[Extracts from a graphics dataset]
^^^^

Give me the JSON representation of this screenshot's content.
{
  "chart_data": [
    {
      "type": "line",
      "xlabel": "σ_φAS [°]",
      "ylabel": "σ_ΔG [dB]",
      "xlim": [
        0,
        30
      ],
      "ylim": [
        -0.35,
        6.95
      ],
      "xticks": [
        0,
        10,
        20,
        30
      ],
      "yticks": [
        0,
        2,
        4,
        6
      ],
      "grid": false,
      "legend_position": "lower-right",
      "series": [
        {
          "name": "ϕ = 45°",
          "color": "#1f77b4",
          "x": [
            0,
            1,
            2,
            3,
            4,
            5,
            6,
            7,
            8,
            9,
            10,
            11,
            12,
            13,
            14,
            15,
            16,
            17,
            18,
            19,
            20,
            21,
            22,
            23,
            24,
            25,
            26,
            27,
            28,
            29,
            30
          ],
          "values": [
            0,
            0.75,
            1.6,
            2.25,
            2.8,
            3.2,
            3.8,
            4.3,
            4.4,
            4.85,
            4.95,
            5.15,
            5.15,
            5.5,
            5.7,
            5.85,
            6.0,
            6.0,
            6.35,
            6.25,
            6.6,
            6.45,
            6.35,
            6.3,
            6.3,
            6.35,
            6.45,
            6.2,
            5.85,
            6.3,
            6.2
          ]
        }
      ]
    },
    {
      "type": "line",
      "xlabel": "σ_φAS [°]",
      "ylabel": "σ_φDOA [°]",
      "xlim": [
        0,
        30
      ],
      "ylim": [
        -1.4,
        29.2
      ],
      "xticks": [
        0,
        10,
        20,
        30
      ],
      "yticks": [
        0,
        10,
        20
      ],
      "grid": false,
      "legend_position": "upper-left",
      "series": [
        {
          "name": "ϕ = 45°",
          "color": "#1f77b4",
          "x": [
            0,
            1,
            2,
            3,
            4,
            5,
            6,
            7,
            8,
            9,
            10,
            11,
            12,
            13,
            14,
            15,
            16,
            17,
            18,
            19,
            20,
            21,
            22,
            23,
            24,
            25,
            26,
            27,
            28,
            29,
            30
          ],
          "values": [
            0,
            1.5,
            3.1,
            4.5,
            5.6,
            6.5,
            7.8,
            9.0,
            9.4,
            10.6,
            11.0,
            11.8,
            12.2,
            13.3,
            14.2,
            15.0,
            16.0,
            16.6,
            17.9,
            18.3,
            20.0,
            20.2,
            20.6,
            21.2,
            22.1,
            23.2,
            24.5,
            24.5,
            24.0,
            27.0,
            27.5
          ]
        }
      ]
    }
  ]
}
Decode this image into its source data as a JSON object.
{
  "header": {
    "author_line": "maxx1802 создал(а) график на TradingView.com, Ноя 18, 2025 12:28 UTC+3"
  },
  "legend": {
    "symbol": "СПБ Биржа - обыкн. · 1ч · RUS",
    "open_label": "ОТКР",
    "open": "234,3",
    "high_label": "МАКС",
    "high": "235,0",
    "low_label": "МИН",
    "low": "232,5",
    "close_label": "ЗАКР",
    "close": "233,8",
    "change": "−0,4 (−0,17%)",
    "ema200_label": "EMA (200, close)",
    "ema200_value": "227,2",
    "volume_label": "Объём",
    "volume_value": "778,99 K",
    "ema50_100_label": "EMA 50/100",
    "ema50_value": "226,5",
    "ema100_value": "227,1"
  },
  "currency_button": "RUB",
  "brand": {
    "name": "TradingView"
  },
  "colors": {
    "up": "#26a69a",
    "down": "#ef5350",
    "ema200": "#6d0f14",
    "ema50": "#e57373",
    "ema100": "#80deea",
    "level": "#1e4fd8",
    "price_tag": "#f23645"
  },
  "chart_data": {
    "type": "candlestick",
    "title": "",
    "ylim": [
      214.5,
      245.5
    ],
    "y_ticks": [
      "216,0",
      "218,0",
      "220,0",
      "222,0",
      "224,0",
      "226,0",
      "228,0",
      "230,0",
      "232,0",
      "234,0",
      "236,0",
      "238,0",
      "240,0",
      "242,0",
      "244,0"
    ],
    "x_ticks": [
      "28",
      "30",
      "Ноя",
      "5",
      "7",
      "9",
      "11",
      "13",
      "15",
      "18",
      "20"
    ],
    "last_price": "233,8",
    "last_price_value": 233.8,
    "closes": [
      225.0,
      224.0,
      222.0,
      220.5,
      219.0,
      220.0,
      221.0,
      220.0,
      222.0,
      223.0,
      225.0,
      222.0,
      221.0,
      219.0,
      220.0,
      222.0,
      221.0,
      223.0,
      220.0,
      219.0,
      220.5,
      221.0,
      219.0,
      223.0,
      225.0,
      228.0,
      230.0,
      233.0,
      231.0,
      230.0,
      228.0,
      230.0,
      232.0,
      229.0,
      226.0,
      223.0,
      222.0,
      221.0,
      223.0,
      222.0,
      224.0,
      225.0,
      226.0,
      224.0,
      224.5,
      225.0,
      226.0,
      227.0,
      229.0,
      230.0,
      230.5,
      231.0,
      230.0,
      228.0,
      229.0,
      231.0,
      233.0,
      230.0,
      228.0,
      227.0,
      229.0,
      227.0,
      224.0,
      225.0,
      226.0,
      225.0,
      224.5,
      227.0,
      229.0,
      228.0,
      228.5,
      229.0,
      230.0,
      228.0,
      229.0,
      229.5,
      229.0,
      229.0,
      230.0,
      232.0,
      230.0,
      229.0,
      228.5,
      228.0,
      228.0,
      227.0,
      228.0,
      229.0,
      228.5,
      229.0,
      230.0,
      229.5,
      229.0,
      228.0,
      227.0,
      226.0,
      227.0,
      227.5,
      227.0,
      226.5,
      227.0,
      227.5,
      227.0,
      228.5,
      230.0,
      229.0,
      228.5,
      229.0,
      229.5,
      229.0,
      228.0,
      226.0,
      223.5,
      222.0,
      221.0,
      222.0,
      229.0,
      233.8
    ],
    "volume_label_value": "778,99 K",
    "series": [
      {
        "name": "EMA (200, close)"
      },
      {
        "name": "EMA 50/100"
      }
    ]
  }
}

^^^^

[DO THIS]
Write out the whole listing again. Match it word for word.

[SOLUTION FOR THIS PROBLEM]
Give me the JSON representation of this screenshot's content.
{
  "chart_data": [
    {
      "type": "line",
      "xlabel": "σ_φAS [°]",
      "ylabel": "σ_ΔG [dB]",
      "xlim": [
        0,
        30
      ],
      "ylim": [
        -0.35,
        6.95
      ],
      "xticks": [
        0,
        10,
        20,
        30
      ],
      "yticks": [
        0,
        2,
        4,
        6
      ],
      "grid": false,
      "legend_position": "lower-right",
      "series": [
        {
          "name": "ϕ = 45°",
          "color": "#1f77b4",
          "x": [
            0,
            1,
            2,
            3,
            4,
            5,
            6,
            7,
            8,
            9,
            10,
            11,
            12,
            13,
            14,
            15,
            16,
            17,
            18,
            19,
            20,
            21,
            22,
            23,
            24,
            25,
            26,
            27,
            28,
            29,
            30
          ],
          "values": [
            0,
            0.75,
            1.6,
            2.25,
            2.8,
            3.2,
            3.8,
            4.3,
            4.4,
            4.85,
            4.95,
            5.15,
            5.15,
            5.5,
            5.7,
            5.85,
            6.0,
            6.0,
            6.35,
            6.25,
            6.6,
            6.45,
            6.35,
            6.3,
            6.3,
            6.35,
            6.45,
            6.2,
            5.85,
            6.3,
            6.2
          ]
        }
      ]
    },
    {
      "type": "line",
      "xlabel": "σ_φAS [°]",
      "ylabel": "σ_φDOA [°]",
      "xlim": [
        0,
        30
      ],
      "ylim": [
        -1.4,
        29.2
      ],
      "xticks": [
        0,
        10,
        20,
        30
      ],
      "yticks": [
        0,
        10,
        20
      ],
      "grid": false,
      "legend_position": "upper-left",
      "series": [
        {
          "name": "ϕ = 45°",
          "color": "#1f77b4",
          "x": [
            0,
            1,
            2,
            3,
            4,
            5,
            6,
            7,
            8,
            9,
            10,
            11,
            12,
            13,
            14,
            15,
            16,
            17,
            18,
            19,
            20,
            21,
            22,
            23,
            24,
            25,
            26,
            27,
            28,
            29,
            30
          ],
          "values": [
            0,
            1.5,
            3.1,
            4.5,
            5.6,
            6.5,
            7.8,
            9.0,
            9.4,
            10.6,
            11.0,
            11.8,
            12.2,
            13.3,
            14.2,
            15.0,
            16.0,
            16.6,
            17.9,
            18.3,
            20.0,
            20.2,
            20.6,
            21.2,
            22.1,
            23.2,
            24.5,
            24.5,
            24.0,
            27.0,
            27.5
          ]
        }
      ]
    }
  ]
}
Decode this image into its source data as a JSON object.
{
  "header": {
    "author_line": "maxx1802 создал(а) график на TradingView.com, Ноя 18, 2025 12:28 UTC+3"
  },
  "legend": {
    "symbol": "СПБ Биржа - обыкн. · 1ч · RUS",
    "open_label": "ОТКР",
    "open": "234,3",
    "high_label": "МАКС",
    "high": "235,0",
    "low_label": "МИН",
    "low": "232,5",
    "close_label": "ЗАКР",
    "close": "233,8",
    "change": "−0,4 (−0,17%)",
    "ema200_label": "EMA (200, close)",
    "ema200_value": "227,2",
    "volume_label": "Объём",
    "volume_value": "778,99 K",
    "ema50_100_label": "EMA 50/100",
    "ema50_value": "226,5",
    "ema100_value": "227,1"
  },
  "currency_button": "RUB",
  "brand": {
    "name": "TradingView"
  },
  "colors": {
    "up": "#26a69a",
    "down": "#ef5350",
    "ema200": "#6d0f14",
    "ema50": "#e57373",
    "ema100": "#80deea",
    "level": "#1e4fd8",
    "price_tag": "#f23645"
  },
  "chart_data": {
    "type": "candlestick",
    "title": "",
    "ylim": [
      214.5,
      245.5
    ],
    "y_ticks": [
      "216,0",
      "218,0",
      "220,0",
      "222,0",
      "224,0",
      "226,0",
      "228,0",
      "230,0",
      "232,0",
      "234,0",
      "236,0",
      "238,0",
      "240,0",
      "242,0",
      "244,0"
    ],
    "x_ticks": [
      "28",
      "30",
      "Ноя",
      "5",
      "7",
      "9",
      "11",
      "13",
      "15",
      "18",
      "20"
    ],
    "last_price": "233,8",
    "last_price_value": 233.8,
    "closes": [
      225.0,
      224.0,
      222.0,
      220.5,
      219.0,
      220.0,
      221.0,
      220.0,
      222.0,
      223.0,
      225.0,
      222.0,
      221.0,
      219.0,
      220.0,
      222.0,
      221.0,
      223.0,
      220.0,
      219.0,
      220.5,
      221.0,
      219.0,
      223.0,
      225.0,
      228.0,
      230.0,
      233.0,
      231.0,
      230.0,
      228.0,
      230.0,
      232.0,
      229.0,
      226.0,
      223.0,
      222.0,
      221.0,
      223.0,
      222.0,
      224.0,
      225.0,
      226.0,
      224.0,
      224.5,
      225.0,
      226.0,
      227.0,
      229.0,
      230.0,
      230.5,
      231.0,
      230.0,
      228.0,
      229.0,
      231.0,
      233.0,
      230.0,
      228.0,
      227.0,
      229.0,
      227.0,
      224.0,
      225.0,
      226.0,
      225.0,
      224.5,
      227.0,
      229.0,
      228.0,
      228.5,
      229.0,
      230.0,
      228.0,
      229.0,
      229.5,
      229.0,
      229.0,
      230.0,
      232.0,
      230.0,
      229.0,
      228.5,
      228.0,
      228.0,
      227.0,
      228.0,
      229.0,
      228.5,
      229.0,
      230.0,
      229.5,
      229.0,
      228.0,
      227.0,
      226.0,
      227.0,
      227.5,
      227.0,
      226.5,
      227.0,
      227.5,
      227.0,
      228.5,
      230.0,
      229.0,
      228.5,
      229.0,
      229.5,
      229.0,
      228.0,
      226.0,
      223.5,
      222.0,
      221.0,
      222.0,
      229.0,
      233.8
    ],
    "volume_label_value": "778,99 K",
    "series": [
      {
        "name": "EMA (200, close)"
      },
      {
        "name": "EMA 50/100"
      }
    ]
  }
}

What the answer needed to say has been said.